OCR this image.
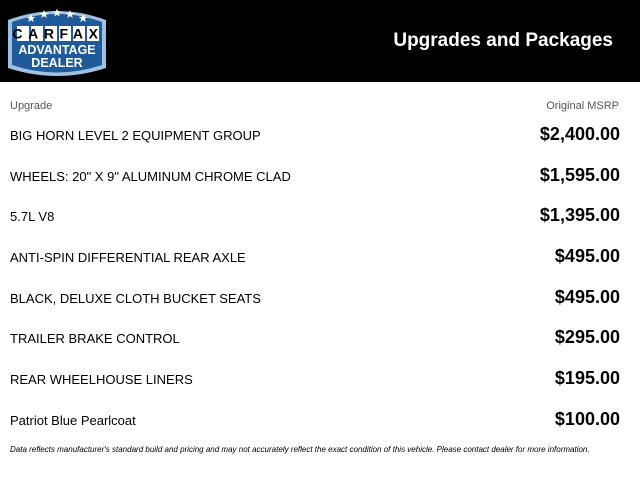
CARFAX
ADVANTAGE
DEALER
Upgrades and Packages
Upgrade	Original MSRP
BIG HORN LEVEL 2 EQUIPMENT GROUP	$2,400.00
WHEELS: 20" X 9" ALUMINUM CHROME CLAD	$1,595.00
5.7L V8	$1,395.00
ANTI-SPIN DIFFERENTIAL REAR AXLE	$495.00
BLACK, DELUXE CLOTH BUCKET SEATS	$495.00
TRAILER BRAKE CONTROL	$295.00
REAR WHEELHOUSE LINERS	$195.00
Patriot Blue Pearlcoat	$100.00
Data reflects manufacturer's standard build and pricing and may not accurately reflect the exact condition of this vehicle. Please contact dealer for more information.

####

-- Exercise brief --
Leave out the pictures and print every line of the data exactly.

-- Answer in full --
OCR this image.
CARFAX
ADVANTAGE
DEALER
Upgrades and Packages
Upgrade	Original MSRP
BIG HORN LEVEL 2 EQUIPMENT GROUP	$2,400.00
WHEELS: 20" X 9" ALUMINUM CHROME CLAD	$1,595.00
5.7L V8	$1,395.00
ANTI-SPIN DIFFERENTIAL REAR AXLE	$495.00
BLACK, DELUXE CLOTH BUCKET SEATS	$495.00
TRAILER BRAKE CONTROL	$295.00
REAR WHEELHOUSE LINERS	$195.00
Patriot Blue Pearlcoat	$100.00
Data reflects manufacturer's standard build and pricing and may not accurately reflect the exact condition of this vehicle. Please contact dealer for more information.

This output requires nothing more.